=== Entries taken from a collection ===
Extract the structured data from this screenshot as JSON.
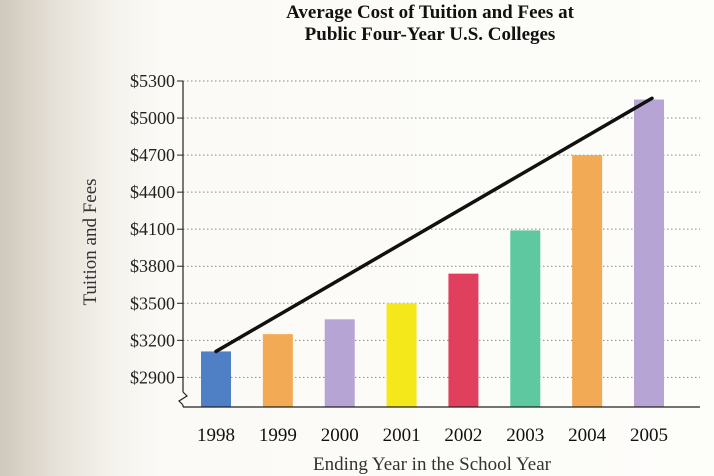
{
  "chart_data": {
    "type": "bar",
    "title": [
      "Average Cost of Tuition and Fees at",
      "Public Four-Year U.S. Colleges"
    ],
    "xlabel": "Ending Year in the School Year",
    "ylabel": "Tuition and Fees",
    "categories": [
      "1998",
      "1999",
      "2000",
      "2001",
      "2002",
      "2003",
      "2004",
      "2005"
    ],
    "values": [
      3110,
      3250,
      3370,
      3500,
      3740,
      4090,
      4700,
      5150
    ],
    "bar_colors": [
      "#4f7fc4",
      "#f3aa55",
      "#b6a4d4",
      "#f5e81a",
      "#e0405e",
      "#5ec9a0",
      "#f3aa55",
      "#b6a4d4"
    ],
    "yticks": [
      2900,
      3200,
      3500,
      3800,
      4100,
      4400,
      4700,
      5000,
      5300
    ],
    "ytick_labels": [
      "$2900",
      "$3200",
      "$3500",
      "$3800",
      "$4100",
      "$4400",
      "$4700",
      "$5000",
      "$5300"
    ],
    "ylim": [
      2660,
      5300
    ],
    "grid": true,
    "axis_break": true,
    "trend_line": {
      "from": [
        "1998",
        3110
      ],
      "to": [
        "2005",
        5160
      ],
      "color": "#111111"
    }
  }
}
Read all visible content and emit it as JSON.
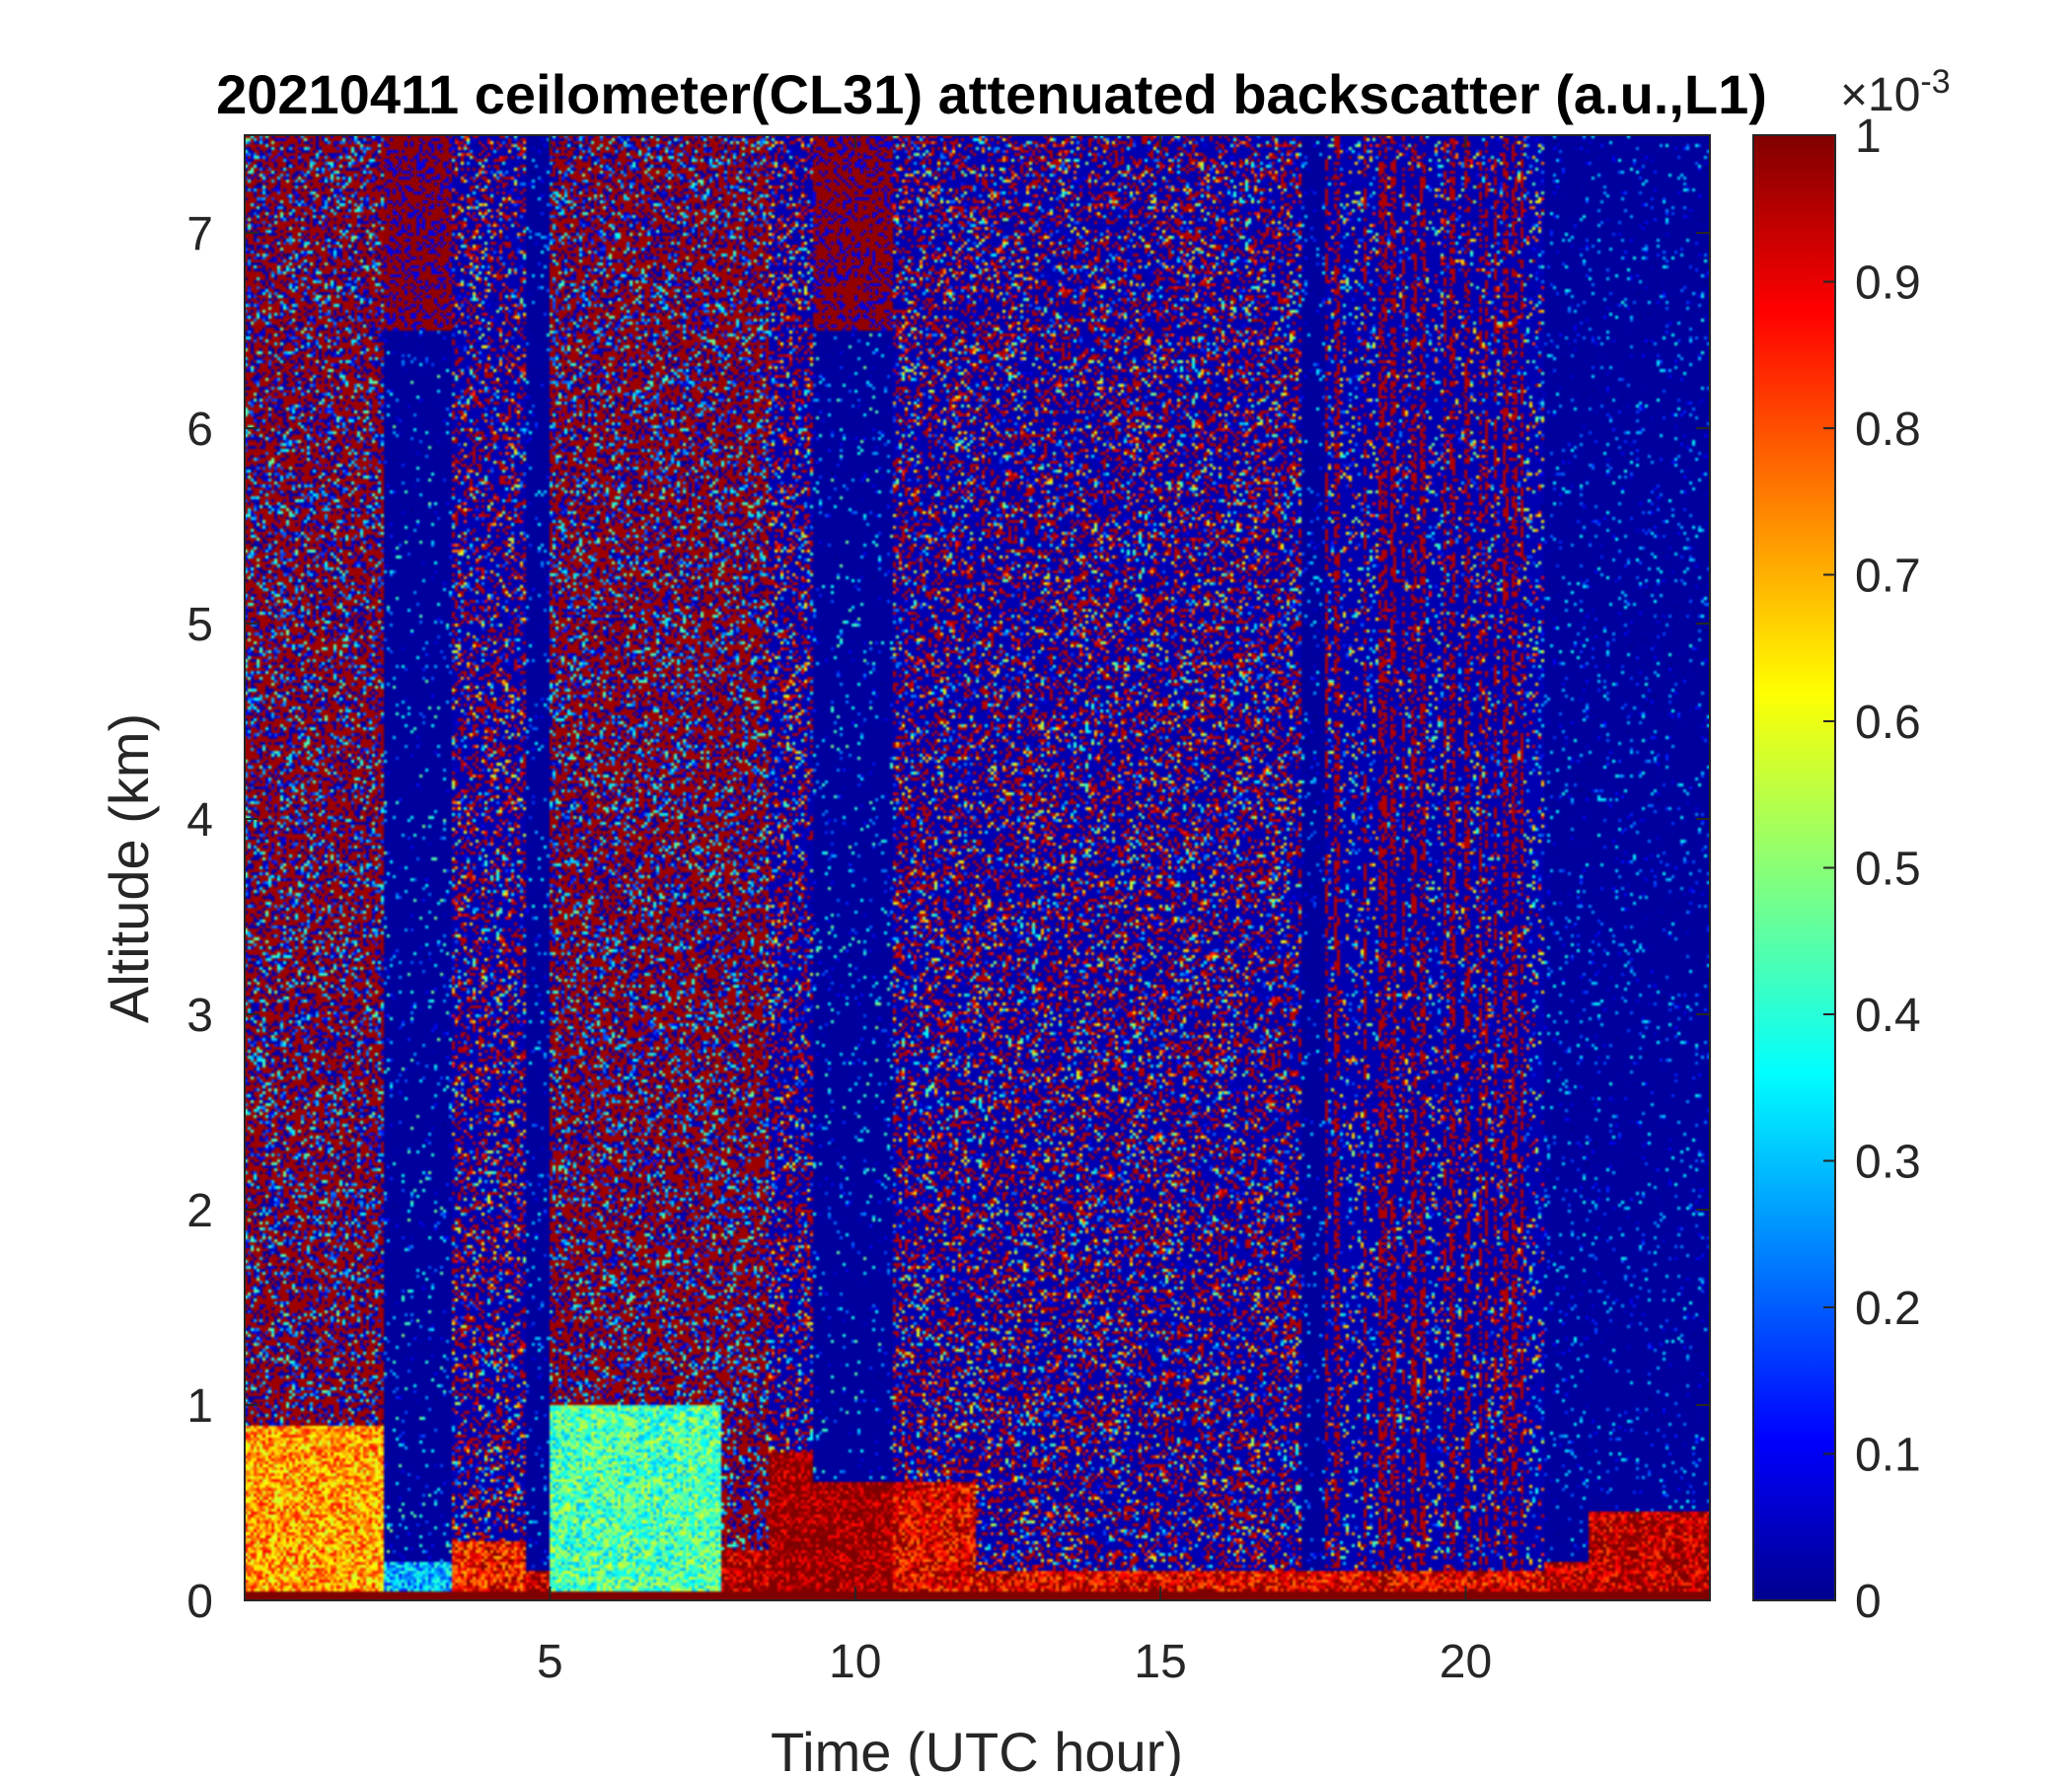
{
  "chart_data": {
    "type": "heatmap",
    "title": "20210411 ceilometer(CL31) attenuated backscatter (a.u.,L1)",
    "xlabel": "Time (UTC hour)",
    "ylabel": "Altitude (km)",
    "xlim": [
      0,
      24
    ],
    "ylim": [
      0,
      7.5
    ],
    "x_ticks": [
      5,
      10,
      15,
      20
    ],
    "y_ticks": [
      0,
      1,
      2,
      3,
      4,
      5,
      6,
      7
    ],
    "colorbar": {
      "colormap": "jet",
      "range": [
        0,
        0.001
      ],
      "ticks": [
        0,
        0.1,
        0.2,
        0.3,
        0.4,
        0.5,
        0.6,
        0.7,
        0.8,
        0.9,
        1
      ],
      "tick_labels": [
        "0",
        "0.1",
        "0.2",
        "0.3",
        "0.4",
        "0.5",
        "0.6",
        "0.7",
        "0.8",
        "0.9",
        "1"
      ],
      "exponent_base": "×10",
      "exponent": "-3"
    },
    "regimes": [
      {
        "start_hour": 0.0,
        "end_hour": 2.3,
        "aloft": "high",
        "boundary_layer_top_km": 0.9,
        "boundary_layer_level": 0.72
      },
      {
        "start_hour": 2.3,
        "end_hour": 3.4,
        "aloft": "high-over-low",
        "boundary_layer_top_km": 0.2,
        "boundary_layer_level": 0.3
      },
      {
        "start_hour": 3.4,
        "end_hour": 4.6,
        "aloft": "noisy",
        "boundary_layer_top_km": 0.3,
        "boundary_layer_level": 0.85
      },
      {
        "start_hour": 4.6,
        "end_hour": 5.0,
        "aloft": "low",
        "boundary_layer_top_km": 0.15,
        "boundary_layer_level": 0.95
      },
      {
        "start_hour": 5.0,
        "end_hour": 7.8,
        "aloft": "high",
        "boundary_layer_top_km": 1.0,
        "boundary_layer_level": 0.45
      },
      {
        "start_hour": 7.8,
        "end_hour": 8.6,
        "aloft": "high",
        "boundary_layer_top_km": 0.25,
        "boundary_layer_level": 0.95
      },
      {
        "start_hour": 8.6,
        "end_hour": 9.3,
        "aloft": "noisy",
        "boundary_layer_top_km": 0.75,
        "boundary_layer_level": 1.0
      },
      {
        "start_hour": 9.3,
        "end_hour": 10.6,
        "aloft": "high-over-low",
        "boundary_layer_top_km": 0.6,
        "boundary_layer_level": 1.0
      },
      {
        "start_hour": 10.6,
        "end_hour": 12.0,
        "aloft": "noisy",
        "boundary_layer_top_km": 0.6,
        "boundary_layer_level": 0.9
      },
      {
        "start_hour": 12.0,
        "end_hour": 17.3,
        "aloft": "noisy",
        "boundary_layer_top_km": 0.15,
        "boundary_layer_level": 0.9
      },
      {
        "start_hour": 17.3,
        "end_hour": 17.7,
        "aloft": "low",
        "boundary_layer_top_km": 0.15,
        "boundary_layer_level": 0.9
      },
      {
        "start_hour": 17.7,
        "end_hour": 21.3,
        "aloft": "mixed",
        "boundary_layer_top_km": 0.15,
        "boundary_layer_level": 0.9
      },
      {
        "start_hour": 21.3,
        "end_hour": 22.0,
        "aloft": "low",
        "boundary_layer_top_km": 0.2,
        "boundary_layer_level": 0.95
      },
      {
        "start_hour": 22.0,
        "end_hour": 24.0,
        "aloft": "low",
        "boundary_layer_top_km": 0.45,
        "boundary_layer_level": 0.95
      }
    ]
  }
}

=== Task brief ===
Report how many lines in this data include the string "ylabel", and nothing else.

=== Written answer ===
2